» Objective
According to the pgclone README, on which PostgreSQL versions has the extension been tested?

» Quoted passage
»»

Extensions
- pgclone 2.1.2
- Clone PostgreSQL databases, schemas, and tables across environments
README
Contents
- PgClone
- What is PgClone?
- Requirements
- Installation
- Usage
- Clone a single table (with data)
- Clone a table (structure only, no data)
- Clone a table with a different name on target
- Clone an entire schema (tables + views + functions + sequences)
- Clone only functions from a schema
- Clone an entire database (all user schemas)
- Controlling indexes, constraints, and triggers
- Selective column cloning (v1.1.0)
- Data filtering with WHERE clause (v1.1.0)
- Check version
- Clone into a new database (v2.0.1)
- Async Clone Operations (v1.0.0)
- Progress Tracking View (v2.1.0) with Progress Bar (v2.1.1) and Elapsed Time (v2.1.2)
- Conflict Resolution (v1.0.0)
- Parallel Cloning (v2.0.0)
- Materialized Views (v1.2.0)
- Exclusion Constraints (v1.2.0)
- Connection String Format
- Security Notes
- Current Limitations (v2.1.2)
- Roadmap
- License
PgClone
What is PgClone?
One of the most time-consuming operations in our daily workflow — especially when working with large datasets — is cloning a database. Whether it’s refreshing a Staging environment, creating a clean database for automated tests in CI/CD pipelines, or giving developers an isolated environment with production-like data, we constantly need a reliable and fast clone operation. PgClone is a PostgreSQL extension written in C that lets you clone databases, schemas, tables, and functions between PostgreSQL instances directly from SQL. No pg_dump, no pg_restore, no shell scripts — just a function call from any PostgreSQL client.
Requirements
- PostgreSQL 14 or later (tested on 14, 15, 16, 17, 18)
- PostgreSQL development headers (
postgresql-server-dev-XX) libpqdevelopment library (libpq-dev)- GCC or compatible C compiler
makeandpg_configin your PATH
Installation
Install build dependencies
Debian / Ubuntu
sudo apt-get install postgresql-server-dev-18 libpq-dev build-essential
RHEL / CentOS / Rocky / AlmaLinux
sudo dnf install postgresql18-devel libpq-devel gcc make
macOS (Homebrew)

««

(Layout records)
»»

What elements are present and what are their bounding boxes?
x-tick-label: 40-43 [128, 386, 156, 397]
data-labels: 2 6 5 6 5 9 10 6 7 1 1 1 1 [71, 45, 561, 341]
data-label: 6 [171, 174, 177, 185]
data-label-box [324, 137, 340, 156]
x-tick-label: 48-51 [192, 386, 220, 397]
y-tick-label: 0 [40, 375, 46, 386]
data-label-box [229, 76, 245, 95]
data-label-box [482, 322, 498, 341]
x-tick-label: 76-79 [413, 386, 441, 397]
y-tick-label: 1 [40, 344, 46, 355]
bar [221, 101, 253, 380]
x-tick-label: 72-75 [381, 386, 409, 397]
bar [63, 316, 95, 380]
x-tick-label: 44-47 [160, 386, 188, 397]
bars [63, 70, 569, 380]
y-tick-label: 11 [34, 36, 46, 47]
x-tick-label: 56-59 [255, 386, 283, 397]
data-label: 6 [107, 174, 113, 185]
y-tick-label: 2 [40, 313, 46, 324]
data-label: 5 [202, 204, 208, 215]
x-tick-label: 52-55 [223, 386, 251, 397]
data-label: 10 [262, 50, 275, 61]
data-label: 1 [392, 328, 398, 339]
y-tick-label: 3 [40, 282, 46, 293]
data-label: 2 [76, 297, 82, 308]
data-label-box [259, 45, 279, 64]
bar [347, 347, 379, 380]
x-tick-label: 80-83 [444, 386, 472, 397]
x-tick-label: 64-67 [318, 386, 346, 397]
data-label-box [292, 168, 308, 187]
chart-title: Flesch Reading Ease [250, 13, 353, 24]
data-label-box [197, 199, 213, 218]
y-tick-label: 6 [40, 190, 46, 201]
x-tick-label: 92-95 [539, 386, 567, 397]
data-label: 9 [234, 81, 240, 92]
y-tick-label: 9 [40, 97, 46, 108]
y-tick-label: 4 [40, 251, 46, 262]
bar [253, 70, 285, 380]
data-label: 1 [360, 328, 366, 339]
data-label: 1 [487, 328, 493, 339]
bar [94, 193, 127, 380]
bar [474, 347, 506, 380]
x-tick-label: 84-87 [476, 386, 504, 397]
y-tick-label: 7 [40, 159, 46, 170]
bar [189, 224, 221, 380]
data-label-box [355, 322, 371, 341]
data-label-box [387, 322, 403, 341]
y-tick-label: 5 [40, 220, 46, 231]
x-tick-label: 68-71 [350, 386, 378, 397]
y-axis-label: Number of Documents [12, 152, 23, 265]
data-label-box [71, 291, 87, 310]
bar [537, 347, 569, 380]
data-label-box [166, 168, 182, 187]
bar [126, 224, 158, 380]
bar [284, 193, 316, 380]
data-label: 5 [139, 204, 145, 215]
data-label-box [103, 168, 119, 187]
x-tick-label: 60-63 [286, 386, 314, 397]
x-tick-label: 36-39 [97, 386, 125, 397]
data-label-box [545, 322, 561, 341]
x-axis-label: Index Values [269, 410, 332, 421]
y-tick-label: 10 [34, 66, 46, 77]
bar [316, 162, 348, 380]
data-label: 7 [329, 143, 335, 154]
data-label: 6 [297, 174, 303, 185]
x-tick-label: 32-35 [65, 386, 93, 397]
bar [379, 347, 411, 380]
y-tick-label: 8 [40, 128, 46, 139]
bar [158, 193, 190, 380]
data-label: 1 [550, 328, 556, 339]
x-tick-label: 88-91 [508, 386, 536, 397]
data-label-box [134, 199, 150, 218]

««

» Solution below
PostgreSQL 14, 15, 16, 17 and 18.